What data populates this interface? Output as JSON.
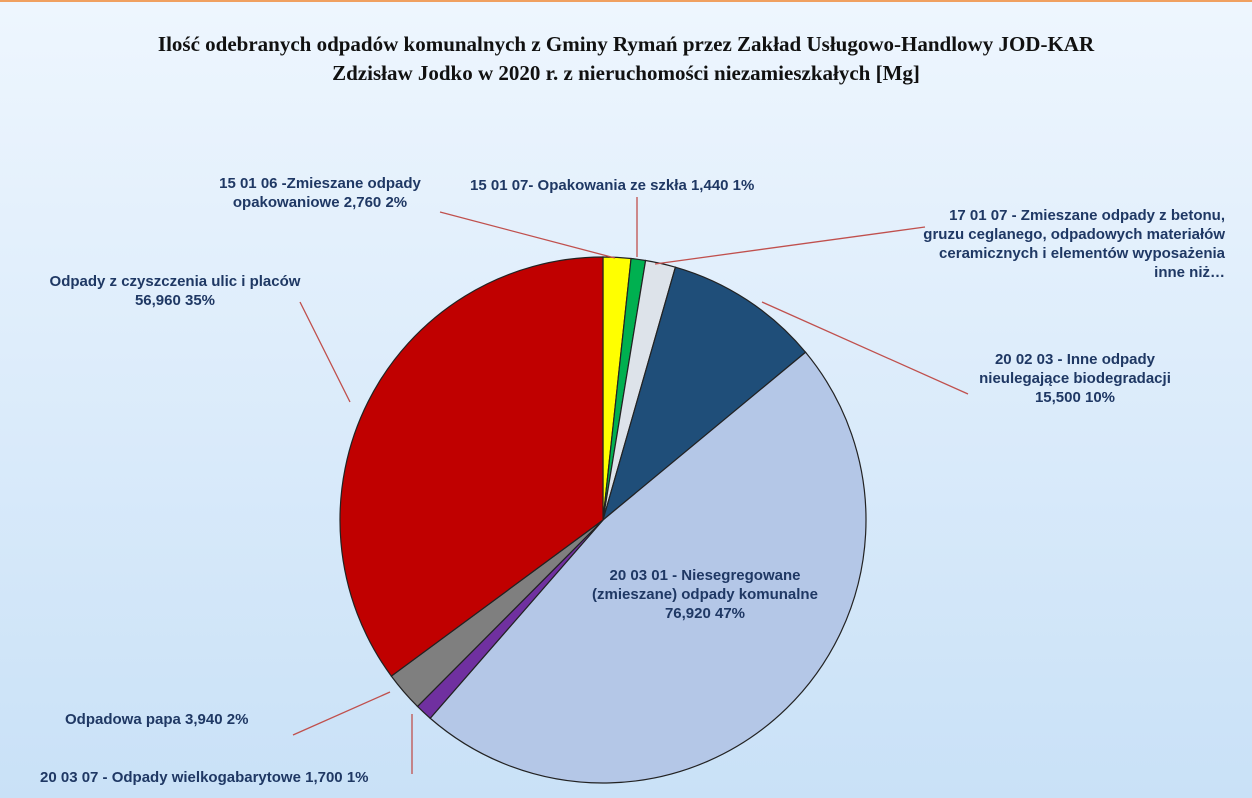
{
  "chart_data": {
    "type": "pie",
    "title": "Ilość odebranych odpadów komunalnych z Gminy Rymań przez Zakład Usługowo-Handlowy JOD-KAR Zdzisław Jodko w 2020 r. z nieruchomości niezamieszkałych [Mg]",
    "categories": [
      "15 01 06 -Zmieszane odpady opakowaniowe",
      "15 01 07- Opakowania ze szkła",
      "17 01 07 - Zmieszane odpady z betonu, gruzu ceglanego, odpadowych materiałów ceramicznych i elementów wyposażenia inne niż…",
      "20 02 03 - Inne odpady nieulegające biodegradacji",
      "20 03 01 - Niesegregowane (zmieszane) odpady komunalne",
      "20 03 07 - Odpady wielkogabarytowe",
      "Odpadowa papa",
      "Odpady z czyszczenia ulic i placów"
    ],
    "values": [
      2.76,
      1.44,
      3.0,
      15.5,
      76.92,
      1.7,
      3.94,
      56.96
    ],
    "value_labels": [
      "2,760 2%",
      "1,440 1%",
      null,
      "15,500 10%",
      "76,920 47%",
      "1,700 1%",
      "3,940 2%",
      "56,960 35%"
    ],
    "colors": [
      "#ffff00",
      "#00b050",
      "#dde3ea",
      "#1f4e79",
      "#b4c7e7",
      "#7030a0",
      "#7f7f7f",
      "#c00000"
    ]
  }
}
★ ★ ★ ★
_CHALLENGE_: Reproduce each line exactly as it appears, omitting the pictures.

_RIGHT ANSWER_:
What data populates this interface? Output as JSON.
{
  "chart_data": {
    "type": "pie",
    "title": "Ilość odebranych odpadów komunalnych z Gminy Rymań przez Zakład Usługowo-Handlowy JOD-KAR Zdzisław Jodko w 2020 r. z nieruchomości niezamieszkałych [Mg]",
    "categories": [
      "15 01 06 -Zmieszane odpady opakowaniowe",
      "15 01 07- Opakowania ze szkła",
      "17 01 07 - Zmieszane odpady z betonu, gruzu ceglanego, odpadowych materiałów ceramicznych i elementów wyposażenia inne niż…",
      "20 02 03 - Inne odpady nieulegające biodegradacji",
      "20 03 01 - Niesegregowane (zmieszane) odpady komunalne",
      "20 03 07 - Odpady wielkogabarytowe",
      "Odpadowa papa",
      "Odpady z czyszczenia ulic i placów"
    ],
    "values": [
      2.76,
      1.44,
      3.0,
      15.5,
      76.92,
      1.7,
      3.94,
      56.96
    ],
    "value_labels": [
      "2,760 2%",
      "1,440 1%",
      null,
      "15,500 10%",
      "76,920 47%",
      "1,700 1%",
      "3,940 2%",
      "56,960 35%"
    ],
    "colors": [
      "#ffff00",
      "#00b050",
      "#dde3ea",
      "#1f4e79",
      "#b4c7e7",
      "#7030a0",
      "#7f7f7f",
      "#c00000"
    ]
  }
}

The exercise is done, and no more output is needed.